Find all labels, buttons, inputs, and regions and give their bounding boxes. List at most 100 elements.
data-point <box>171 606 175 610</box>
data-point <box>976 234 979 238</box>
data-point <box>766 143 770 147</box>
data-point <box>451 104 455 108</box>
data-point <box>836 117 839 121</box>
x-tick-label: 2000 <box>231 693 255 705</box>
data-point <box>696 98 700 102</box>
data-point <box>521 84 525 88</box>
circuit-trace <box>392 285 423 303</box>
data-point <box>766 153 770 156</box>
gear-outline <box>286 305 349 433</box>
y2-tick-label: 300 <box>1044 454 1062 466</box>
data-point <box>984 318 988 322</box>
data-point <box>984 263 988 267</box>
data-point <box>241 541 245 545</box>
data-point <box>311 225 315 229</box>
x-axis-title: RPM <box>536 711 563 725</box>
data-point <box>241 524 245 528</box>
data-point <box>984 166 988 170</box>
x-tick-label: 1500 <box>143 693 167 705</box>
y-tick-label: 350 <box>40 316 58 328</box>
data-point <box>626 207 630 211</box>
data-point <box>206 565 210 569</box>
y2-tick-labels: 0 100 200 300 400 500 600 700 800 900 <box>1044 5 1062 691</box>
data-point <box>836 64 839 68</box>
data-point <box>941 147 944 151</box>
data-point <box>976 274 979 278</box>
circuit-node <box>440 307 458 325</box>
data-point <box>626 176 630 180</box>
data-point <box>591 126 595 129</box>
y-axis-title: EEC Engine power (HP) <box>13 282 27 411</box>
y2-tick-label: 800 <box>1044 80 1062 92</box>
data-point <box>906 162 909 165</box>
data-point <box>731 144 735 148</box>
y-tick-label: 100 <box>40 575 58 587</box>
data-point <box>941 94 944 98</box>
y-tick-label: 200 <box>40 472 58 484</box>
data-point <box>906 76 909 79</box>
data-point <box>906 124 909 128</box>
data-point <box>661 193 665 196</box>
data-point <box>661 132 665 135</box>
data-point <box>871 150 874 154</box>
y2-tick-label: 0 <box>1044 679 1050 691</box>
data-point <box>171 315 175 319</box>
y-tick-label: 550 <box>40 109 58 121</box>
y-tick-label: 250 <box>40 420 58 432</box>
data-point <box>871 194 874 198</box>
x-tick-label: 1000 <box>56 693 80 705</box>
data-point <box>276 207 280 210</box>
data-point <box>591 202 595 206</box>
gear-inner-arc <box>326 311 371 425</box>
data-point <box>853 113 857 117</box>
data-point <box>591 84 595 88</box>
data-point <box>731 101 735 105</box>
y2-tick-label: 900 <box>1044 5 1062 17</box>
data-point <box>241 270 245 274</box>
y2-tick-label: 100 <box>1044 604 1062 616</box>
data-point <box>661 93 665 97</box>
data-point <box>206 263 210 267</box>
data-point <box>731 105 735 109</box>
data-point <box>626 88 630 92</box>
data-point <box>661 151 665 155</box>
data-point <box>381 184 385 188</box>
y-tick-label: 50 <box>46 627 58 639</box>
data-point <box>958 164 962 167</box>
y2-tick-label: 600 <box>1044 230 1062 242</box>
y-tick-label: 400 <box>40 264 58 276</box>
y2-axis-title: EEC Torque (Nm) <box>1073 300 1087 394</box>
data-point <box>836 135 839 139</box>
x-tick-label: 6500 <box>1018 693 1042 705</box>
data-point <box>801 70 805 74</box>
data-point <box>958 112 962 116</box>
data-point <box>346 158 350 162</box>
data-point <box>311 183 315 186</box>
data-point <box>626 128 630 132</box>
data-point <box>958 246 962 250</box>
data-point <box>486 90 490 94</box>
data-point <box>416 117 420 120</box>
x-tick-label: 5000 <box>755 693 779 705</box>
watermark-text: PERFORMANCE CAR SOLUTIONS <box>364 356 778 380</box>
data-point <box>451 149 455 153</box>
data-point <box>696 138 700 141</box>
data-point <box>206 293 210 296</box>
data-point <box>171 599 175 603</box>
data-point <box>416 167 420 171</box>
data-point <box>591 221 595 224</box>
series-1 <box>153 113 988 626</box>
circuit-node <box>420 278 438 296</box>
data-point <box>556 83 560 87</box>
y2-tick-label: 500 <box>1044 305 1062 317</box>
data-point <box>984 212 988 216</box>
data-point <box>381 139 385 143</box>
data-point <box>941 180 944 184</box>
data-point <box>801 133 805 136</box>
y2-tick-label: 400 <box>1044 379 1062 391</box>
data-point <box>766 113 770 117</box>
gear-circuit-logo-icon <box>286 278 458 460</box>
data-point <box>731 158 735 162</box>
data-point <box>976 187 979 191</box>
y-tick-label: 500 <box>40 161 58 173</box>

# YOUR GOAL
Retype all of the rows above character for character, in the same order.

# EXERCISE OUTPUT
Find all labels, buttons, inputs, and regions and give their bounding boxes. List at most 100 elements.
data-point <box>171 606 175 610</box>
data-point <box>976 234 979 238</box>
data-point <box>766 143 770 147</box>
data-point <box>451 104 455 108</box>
data-point <box>836 117 839 121</box>
x-tick-label: 2000 <box>231 693 255 705</box>
data-point <box>696 98 700 102</box>
data-point <box>521 84 525 88</box>
circuit-trace <box>392 285 423 303</box>
data-point <box>766 153 770 156</box>
gear-outline <box>286 305 349 433</box>
y2-tick-label: 300 <box>1044 454 1062 466</box>
data-point <box>984 318 988 322</box>
data-point <box>984 263 988 267</box>
data-point <box>241 541 245 545</box>
data-point <box>311 225 315 229</box>
x-axis-title: RPM <box>536 711 563 725</box>
data-point <box>241 524 245 528</box>
data-point <box>984 166 988 170</box>
x-tick-label: 1500 <box>143 693 167 705</box>
y-tick-label: 350 <box>40 316 58 328</box>
data-point <box>626 207 630 211</box>
data-point <box>206 565 210 569</box>
y2-tick-labels: 0 100 200 300 400 500 600 700 800 900 <box>1044 5 1062 691</box>
data-point <box>836 64 839 68</box>
data-point <box>941 147 944 151</box>
data-point <box>976 274 979 278</box>
circuit-node <box>440 307 458 325</box>
data-point <box>626 176 630 180</box>
data-point <box>591 126 595 129</box>
y-axis-title: EEC Engine power (HP) <box>13 282 27 411</box>
y2-tick-label: 800 <box>1044 80 1062 92</box>
data-point <box>906 162 909 165</box>
data-point <box>731 144 735 148</box>
y-tick-label: 100 <box>40 575 58 587</box>
data-point <box>941 94 944 98</box>
y-tick-label: 200 <box>40 472 58 484</box>
data-point <box>906 76 909 79</box>
data-point <box>906 124 909 128</box>
data-point <box>661 193 665 196</box>
data-point <box>661 132 665 135</box>
data-point <box>871 150 874 154</box>
y2-tick-label: 0 <box>1044 679 1050 691</box>
data-point <box>171 315 175 319</box>
y-tick-label: 550 <box>40 109 58 121</box>
y-tick-label: 250 <box>40 420 58 432</box>
data-point <box>871 194 874 198</box>
x-tick-label: 1000 <box>56 693 80 705</box>
data-point <box>276 207 280 210</box>
data-point <box>591 202 595 206</box>
gear-inner-arc <box>326 311 371 425</box>
data-point <box>853 113 857 117</box>
data-point <box>591 84 595 88</box>
data-point <box>731 101 735 105</box>
y2-tick-label: 900 <box>1044 5 1062 17</box>
data-point <box>241 270 245 274</box>
y2-tick-label: 100 <box>1044 604 1062 616</box>
data-point <box>661 93 665 97</box>
data-point <box>206 263 210 267</box>
data-point <box>731 105 735 109</box>
data-point <box>626 88 630 92</box>
data-point <box>661 151 665 155</box>
data-point <box>381 184 385 188</box>
y-tick-label: 50 <box>46 627 58 639</box>
data-point <box>958 164 962 167</box>
y2-tick-label: 600 <box>1044 230 1062 242</box>
y-tick-label: 400 <box>40 264 58 276</box>
y2-axis-title: EEC Torque (Nm) <box>1073 300 1087 394</box>
data-point <box>836 135 839 139</box>
x-tick-label: 6500 <box>1018 693 1042 705</box>
data-point <box>801 70 805 74</box>
data-point <box>958 112 962 116</box>
data-point <box>346 158 350 162</box>
data-point <box>311 183 315 186</box>
data-point <box>626 128 630 132</box>
data-point <box>958 246 962 250</box>
data-point <box>486 90 490 94</box>
data-point <box>416 117 420 120</box>
x-tick-label: 5000 <box>755 693 779 705</box>
watermark-text: PERFORMANCE CAR SOLUTIONS <box>364 356 778 380</box>
data-point <box>451 149 455 153</box>
data-point <box>696 138 700 141</box>
data-point <box>206 293 210 296</box>
data-point <box>171 599 175 603</box>
data-point <box>416 167 420 171</box>
data-point <box>591 221 595 224</box>
series-1 <box>153 113 988 626</box>
circuit-node <box>420 278 438 296</box>
data-point <box>556 83 560 87</box>
y2-tick-label: 500 <box>1044 305 1062 317</box>
data-point <box>984 212 988 216</box>
data-point <box>381 139 385 143</box>
data-point <box>941 180 944 184</box>
data-point <box>801 133 805 136</box>
y2-tick-label: 400 <box>1044 379 1062 391</box>
data-point <box>766 113 770 117</box>
gear-circuit-logo-icon <box>286 278 458 460</box>
data-point <box>731 158 735 162</box>
data-point <box>976 187 979 191</box>
y-tick-label: 500 <box>40 161 58 173</box>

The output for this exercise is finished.